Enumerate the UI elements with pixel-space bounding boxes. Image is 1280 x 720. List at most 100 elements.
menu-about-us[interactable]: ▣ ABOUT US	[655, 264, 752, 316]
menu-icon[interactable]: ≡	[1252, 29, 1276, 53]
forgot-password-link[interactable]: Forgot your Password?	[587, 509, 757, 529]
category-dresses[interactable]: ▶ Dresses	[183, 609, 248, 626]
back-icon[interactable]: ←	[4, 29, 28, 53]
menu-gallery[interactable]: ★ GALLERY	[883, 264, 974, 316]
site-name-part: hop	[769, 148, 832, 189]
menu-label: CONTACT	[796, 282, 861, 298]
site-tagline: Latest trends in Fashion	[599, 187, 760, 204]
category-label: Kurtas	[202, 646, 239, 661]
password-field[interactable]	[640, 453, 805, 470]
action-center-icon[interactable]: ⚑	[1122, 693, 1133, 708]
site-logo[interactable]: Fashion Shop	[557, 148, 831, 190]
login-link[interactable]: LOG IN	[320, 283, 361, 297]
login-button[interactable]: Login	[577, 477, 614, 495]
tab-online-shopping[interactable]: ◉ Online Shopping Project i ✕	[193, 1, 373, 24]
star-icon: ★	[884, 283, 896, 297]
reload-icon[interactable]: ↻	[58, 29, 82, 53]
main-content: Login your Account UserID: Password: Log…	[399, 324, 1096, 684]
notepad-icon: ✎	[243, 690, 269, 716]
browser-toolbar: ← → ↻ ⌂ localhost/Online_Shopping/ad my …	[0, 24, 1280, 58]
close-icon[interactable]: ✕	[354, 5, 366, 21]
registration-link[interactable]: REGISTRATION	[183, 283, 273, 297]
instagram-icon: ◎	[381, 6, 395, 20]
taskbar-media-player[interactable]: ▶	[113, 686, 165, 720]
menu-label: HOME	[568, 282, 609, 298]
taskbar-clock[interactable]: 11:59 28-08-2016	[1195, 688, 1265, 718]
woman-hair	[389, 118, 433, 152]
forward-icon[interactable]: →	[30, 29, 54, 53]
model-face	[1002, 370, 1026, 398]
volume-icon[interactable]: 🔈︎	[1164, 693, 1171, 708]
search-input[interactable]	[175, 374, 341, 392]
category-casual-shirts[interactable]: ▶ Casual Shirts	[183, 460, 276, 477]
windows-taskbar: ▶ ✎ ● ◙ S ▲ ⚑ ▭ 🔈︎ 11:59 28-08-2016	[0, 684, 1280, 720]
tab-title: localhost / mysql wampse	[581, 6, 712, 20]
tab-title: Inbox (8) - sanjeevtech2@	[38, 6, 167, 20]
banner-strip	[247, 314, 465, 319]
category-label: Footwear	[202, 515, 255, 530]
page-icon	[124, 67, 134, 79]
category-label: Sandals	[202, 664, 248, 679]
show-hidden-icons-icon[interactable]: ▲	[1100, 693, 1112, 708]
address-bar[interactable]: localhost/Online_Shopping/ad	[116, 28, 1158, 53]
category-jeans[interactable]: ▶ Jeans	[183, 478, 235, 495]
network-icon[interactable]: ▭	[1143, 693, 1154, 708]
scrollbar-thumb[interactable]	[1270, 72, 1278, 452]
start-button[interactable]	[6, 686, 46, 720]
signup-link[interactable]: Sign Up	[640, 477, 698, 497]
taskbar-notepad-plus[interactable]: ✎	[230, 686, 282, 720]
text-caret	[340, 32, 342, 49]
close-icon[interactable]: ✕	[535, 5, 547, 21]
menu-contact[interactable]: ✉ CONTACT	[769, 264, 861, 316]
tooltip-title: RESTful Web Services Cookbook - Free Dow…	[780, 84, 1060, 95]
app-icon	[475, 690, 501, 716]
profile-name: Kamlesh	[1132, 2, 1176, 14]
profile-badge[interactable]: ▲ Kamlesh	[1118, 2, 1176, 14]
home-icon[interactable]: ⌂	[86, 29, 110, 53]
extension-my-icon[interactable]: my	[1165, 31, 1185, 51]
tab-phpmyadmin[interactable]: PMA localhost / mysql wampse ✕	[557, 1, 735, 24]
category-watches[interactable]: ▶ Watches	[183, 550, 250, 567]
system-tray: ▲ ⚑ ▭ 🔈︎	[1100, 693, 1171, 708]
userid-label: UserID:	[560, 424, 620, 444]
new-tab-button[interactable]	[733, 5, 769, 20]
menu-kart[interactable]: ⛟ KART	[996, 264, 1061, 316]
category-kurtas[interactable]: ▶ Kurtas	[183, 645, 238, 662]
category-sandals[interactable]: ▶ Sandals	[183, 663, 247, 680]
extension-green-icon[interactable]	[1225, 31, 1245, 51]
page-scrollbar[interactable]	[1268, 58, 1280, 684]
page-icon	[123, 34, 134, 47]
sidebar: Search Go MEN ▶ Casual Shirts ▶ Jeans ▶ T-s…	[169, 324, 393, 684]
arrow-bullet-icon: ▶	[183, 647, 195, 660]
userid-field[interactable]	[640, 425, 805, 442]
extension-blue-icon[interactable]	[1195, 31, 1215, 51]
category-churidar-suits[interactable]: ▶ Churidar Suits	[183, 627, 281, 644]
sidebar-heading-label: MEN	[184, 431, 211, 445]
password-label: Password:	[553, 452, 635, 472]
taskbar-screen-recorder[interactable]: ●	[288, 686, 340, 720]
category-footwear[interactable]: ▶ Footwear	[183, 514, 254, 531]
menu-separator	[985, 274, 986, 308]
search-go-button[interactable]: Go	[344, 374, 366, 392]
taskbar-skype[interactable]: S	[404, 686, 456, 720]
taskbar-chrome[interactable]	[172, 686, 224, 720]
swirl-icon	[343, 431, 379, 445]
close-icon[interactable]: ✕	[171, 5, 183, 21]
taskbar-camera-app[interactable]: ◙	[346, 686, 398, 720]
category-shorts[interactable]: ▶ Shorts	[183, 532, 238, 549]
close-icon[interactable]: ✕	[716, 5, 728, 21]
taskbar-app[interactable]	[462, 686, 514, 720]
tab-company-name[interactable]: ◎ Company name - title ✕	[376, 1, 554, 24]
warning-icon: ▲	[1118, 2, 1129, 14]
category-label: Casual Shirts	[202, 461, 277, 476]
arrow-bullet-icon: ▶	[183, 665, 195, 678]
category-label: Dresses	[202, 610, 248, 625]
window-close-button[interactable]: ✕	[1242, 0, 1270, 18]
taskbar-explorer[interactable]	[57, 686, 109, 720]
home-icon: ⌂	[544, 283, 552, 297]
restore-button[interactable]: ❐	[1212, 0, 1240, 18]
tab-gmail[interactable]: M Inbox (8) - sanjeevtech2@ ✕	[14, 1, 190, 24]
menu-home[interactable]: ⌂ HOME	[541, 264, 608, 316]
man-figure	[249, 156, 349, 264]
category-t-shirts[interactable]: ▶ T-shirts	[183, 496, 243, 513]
====================
Reproduce word for word the lines above, starting with the first line and continuing through the line that contains "5, 366, 21]", including that line.

Enumerate the UI elements with pixel-space bounding boxes. Image is 1280 x 720. List at most 100 elements.
menu-about-us[interactable]: ▣ ABOUT US	[655, 264, 752, 316]
menu-icon[interactable]: ≡	[1252, 29, 1276, 53]
forgot-password-link[interactable]: Forgot your Password?	[587, 509, 757, 529]
category-dresses[interactable]: ▶ Dresses	[183, 609, 248, 626]
back-icon[interactable]: ←	[4, 29, 28, 53]
menu-gallery[interactable]: ★ GALLERY	[883, 264, 974, 316]
site-name-part: hop	[769, 148, 832, 189]
menu-label: CONTACT	[796, 282, 861, 298]
site-tagline: Latest trends in Fashion	[599, 187, 760, 204]
category-label: Kurtas	[202, 646, 239, 661]
password-field[interactable]	[640, 453, 805, 470]
action-center-icon[interactable]: ⚑	[1122, 693, 1133, 708]
site-logo[interactable]: Fashion Shop	[557, 148, 831, 190]
login-link[interactable]: LOG IN	[320, 283, 361, 297]
login-button[interactable]: Login	[577, 477, 614, 495]
tab-online-shopping[interactable]: ◉ Online Shopping Project i ✕	[193, 1, 373, 24]
star-icon: ★	[884, 283, 896, 297]
reload-icon[interactable]: ↻	[58, 29, 82, 53]
main-content: Login your Account UserID: Password: Log…	[399, 324, 1096, 684]
notepad-icon: ✎	[243, 690, 269, 716]
browser-toolbar: ← → ↻ ⌂ localhost/Online_Shopping/ad my …	[0, 24, 1280, 58]
close-icon[interactable]: ✕	[354, 5, 366, 21]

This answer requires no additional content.